■ DATA RECORDS

☆ ☆ ☆ ☆

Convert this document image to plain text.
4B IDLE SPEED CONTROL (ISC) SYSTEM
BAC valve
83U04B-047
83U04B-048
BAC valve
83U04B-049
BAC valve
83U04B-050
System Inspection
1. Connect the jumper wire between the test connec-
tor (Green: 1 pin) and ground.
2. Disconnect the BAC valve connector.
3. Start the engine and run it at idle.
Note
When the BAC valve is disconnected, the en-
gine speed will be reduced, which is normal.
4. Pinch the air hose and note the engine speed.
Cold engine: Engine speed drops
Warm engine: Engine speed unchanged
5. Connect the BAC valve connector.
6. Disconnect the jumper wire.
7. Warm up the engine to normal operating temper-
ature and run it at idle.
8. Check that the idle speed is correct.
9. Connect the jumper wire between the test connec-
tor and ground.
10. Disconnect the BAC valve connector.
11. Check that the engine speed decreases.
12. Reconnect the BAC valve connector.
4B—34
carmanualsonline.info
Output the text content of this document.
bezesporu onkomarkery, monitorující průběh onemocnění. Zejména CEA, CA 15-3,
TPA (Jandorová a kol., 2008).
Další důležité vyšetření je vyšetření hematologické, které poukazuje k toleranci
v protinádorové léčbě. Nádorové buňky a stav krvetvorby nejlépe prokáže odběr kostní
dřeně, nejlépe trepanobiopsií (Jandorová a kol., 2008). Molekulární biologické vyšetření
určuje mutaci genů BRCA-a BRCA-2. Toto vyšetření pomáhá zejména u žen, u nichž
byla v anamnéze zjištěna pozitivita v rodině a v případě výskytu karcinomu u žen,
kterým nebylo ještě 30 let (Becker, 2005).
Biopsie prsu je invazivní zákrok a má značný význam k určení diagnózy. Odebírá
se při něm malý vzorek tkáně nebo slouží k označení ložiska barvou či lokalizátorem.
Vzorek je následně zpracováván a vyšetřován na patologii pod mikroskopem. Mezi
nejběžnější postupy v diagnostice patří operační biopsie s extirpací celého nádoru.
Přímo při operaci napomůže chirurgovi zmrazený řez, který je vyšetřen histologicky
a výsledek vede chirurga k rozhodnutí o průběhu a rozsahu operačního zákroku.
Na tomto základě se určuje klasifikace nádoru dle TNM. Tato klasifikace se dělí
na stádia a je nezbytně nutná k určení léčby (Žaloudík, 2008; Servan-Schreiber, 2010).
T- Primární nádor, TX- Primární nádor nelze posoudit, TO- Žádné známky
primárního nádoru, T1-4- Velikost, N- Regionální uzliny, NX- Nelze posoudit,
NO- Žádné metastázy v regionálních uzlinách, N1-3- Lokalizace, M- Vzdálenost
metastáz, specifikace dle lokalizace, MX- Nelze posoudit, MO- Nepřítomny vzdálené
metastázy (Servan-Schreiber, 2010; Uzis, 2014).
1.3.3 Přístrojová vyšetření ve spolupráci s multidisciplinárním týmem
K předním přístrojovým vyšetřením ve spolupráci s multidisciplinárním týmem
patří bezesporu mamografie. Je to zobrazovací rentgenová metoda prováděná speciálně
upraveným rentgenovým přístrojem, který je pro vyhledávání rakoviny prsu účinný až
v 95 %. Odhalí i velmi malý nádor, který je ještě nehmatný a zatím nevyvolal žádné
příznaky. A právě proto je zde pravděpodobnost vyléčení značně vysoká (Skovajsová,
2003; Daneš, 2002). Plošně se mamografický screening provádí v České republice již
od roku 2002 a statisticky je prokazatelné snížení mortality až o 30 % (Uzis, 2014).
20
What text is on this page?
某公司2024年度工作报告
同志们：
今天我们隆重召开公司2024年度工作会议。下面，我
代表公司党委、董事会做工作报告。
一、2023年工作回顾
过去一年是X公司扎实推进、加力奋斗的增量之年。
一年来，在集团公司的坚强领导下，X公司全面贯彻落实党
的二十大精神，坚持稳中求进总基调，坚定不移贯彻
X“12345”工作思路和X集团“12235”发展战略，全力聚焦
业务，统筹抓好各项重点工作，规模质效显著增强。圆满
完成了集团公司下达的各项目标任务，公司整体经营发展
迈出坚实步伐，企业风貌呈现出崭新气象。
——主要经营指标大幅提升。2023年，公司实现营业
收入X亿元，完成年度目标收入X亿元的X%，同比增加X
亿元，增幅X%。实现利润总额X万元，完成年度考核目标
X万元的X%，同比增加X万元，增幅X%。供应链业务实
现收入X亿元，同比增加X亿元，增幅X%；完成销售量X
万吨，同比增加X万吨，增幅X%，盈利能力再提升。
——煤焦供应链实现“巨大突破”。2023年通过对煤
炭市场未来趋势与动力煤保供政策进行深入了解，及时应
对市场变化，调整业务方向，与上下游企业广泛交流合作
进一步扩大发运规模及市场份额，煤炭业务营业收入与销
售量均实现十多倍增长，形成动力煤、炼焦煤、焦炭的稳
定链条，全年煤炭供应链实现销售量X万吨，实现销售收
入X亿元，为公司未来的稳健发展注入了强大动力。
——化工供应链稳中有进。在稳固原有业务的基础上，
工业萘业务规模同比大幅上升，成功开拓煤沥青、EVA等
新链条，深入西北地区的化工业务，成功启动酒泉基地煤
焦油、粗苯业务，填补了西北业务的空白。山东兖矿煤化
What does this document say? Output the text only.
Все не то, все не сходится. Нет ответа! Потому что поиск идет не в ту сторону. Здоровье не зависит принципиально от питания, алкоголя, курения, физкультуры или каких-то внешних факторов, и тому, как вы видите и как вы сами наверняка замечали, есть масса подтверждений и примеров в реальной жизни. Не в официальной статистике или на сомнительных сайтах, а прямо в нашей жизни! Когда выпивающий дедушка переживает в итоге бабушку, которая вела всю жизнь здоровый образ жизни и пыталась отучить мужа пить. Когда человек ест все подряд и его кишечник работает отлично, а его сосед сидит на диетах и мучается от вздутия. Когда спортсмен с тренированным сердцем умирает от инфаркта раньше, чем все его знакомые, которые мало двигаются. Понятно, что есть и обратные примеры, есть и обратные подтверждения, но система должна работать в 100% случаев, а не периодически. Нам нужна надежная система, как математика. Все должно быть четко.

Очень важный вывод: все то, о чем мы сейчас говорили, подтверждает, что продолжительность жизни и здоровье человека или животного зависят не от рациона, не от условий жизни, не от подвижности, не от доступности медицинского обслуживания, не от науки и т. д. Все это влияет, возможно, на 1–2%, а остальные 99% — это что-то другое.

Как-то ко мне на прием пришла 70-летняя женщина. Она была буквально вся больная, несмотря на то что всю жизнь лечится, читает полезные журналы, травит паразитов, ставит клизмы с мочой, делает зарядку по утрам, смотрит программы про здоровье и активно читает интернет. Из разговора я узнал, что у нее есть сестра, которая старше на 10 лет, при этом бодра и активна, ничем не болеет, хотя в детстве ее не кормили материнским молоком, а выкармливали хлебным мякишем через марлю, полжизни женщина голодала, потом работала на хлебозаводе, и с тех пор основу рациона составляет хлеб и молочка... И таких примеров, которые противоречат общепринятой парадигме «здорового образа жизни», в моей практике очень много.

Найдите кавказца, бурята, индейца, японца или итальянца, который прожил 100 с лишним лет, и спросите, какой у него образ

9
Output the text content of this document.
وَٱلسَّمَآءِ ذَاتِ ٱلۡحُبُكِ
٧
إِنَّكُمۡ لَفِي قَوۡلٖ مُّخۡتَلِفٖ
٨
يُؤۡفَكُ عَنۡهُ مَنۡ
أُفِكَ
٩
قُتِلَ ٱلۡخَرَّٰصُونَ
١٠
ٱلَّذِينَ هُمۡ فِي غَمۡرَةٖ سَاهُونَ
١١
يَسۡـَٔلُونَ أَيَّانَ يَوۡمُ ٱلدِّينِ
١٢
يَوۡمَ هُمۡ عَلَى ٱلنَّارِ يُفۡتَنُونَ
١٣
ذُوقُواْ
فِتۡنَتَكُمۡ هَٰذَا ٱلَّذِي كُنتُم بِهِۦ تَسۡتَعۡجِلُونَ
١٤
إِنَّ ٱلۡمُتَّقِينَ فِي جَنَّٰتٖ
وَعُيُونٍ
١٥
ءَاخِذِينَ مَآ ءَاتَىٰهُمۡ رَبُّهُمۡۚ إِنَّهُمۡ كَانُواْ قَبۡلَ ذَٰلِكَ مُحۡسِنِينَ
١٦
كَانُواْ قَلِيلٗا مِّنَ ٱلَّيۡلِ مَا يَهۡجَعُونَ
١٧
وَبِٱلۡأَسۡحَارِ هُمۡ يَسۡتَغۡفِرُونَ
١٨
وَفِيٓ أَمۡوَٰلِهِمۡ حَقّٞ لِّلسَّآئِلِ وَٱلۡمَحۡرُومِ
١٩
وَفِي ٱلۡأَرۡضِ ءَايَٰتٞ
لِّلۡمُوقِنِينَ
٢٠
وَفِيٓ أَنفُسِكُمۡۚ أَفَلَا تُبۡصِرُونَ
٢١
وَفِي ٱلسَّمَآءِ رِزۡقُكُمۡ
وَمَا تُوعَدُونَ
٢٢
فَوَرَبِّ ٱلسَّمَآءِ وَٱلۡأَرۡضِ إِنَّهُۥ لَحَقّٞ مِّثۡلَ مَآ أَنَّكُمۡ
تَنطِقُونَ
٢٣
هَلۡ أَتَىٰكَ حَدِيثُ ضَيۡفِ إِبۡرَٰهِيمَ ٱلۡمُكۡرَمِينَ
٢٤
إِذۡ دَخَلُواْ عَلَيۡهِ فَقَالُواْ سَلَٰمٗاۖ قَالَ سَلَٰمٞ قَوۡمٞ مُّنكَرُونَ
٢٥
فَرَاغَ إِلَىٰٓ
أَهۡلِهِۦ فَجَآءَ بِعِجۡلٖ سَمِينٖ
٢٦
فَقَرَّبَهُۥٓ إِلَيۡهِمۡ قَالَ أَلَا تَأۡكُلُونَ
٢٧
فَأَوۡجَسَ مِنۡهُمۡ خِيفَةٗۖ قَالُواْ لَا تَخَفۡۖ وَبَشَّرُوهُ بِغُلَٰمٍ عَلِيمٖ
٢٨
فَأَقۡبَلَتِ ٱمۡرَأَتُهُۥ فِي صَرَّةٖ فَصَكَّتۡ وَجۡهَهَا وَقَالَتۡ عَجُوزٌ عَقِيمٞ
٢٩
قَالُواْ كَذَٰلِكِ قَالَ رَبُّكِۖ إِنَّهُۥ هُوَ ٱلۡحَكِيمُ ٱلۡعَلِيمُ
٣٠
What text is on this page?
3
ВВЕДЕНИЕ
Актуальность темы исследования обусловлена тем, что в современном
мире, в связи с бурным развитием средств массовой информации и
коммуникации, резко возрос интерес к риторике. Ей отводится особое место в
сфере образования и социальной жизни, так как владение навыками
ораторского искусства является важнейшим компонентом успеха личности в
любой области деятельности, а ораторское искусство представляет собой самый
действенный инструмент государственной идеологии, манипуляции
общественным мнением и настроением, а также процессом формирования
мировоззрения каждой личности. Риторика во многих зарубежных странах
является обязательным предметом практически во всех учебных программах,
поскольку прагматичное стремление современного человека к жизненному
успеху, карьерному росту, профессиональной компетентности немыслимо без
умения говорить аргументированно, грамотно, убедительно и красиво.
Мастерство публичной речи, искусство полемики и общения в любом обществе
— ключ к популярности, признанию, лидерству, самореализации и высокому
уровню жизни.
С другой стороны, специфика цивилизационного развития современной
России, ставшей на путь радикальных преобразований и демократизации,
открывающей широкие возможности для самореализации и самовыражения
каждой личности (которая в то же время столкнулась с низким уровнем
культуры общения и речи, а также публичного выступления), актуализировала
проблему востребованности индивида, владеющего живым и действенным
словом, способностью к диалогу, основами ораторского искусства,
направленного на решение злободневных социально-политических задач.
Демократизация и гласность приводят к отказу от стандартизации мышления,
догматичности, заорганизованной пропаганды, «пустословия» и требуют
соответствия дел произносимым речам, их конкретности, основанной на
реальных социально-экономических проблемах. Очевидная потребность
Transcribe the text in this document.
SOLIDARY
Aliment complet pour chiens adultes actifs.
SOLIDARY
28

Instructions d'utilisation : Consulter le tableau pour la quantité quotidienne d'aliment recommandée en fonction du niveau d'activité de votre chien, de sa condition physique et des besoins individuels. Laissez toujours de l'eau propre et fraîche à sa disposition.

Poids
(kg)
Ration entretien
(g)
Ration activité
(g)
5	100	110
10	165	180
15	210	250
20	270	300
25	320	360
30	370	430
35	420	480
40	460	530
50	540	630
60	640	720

☆ ☆ ☆ ☆

■ AIM OF THE TASK
Collect every line with the string "that" from the records, and copy each.

■ EXERCISE RESULT
8. Check that the idle speed is correct.
11. Check that the engine speed decreases.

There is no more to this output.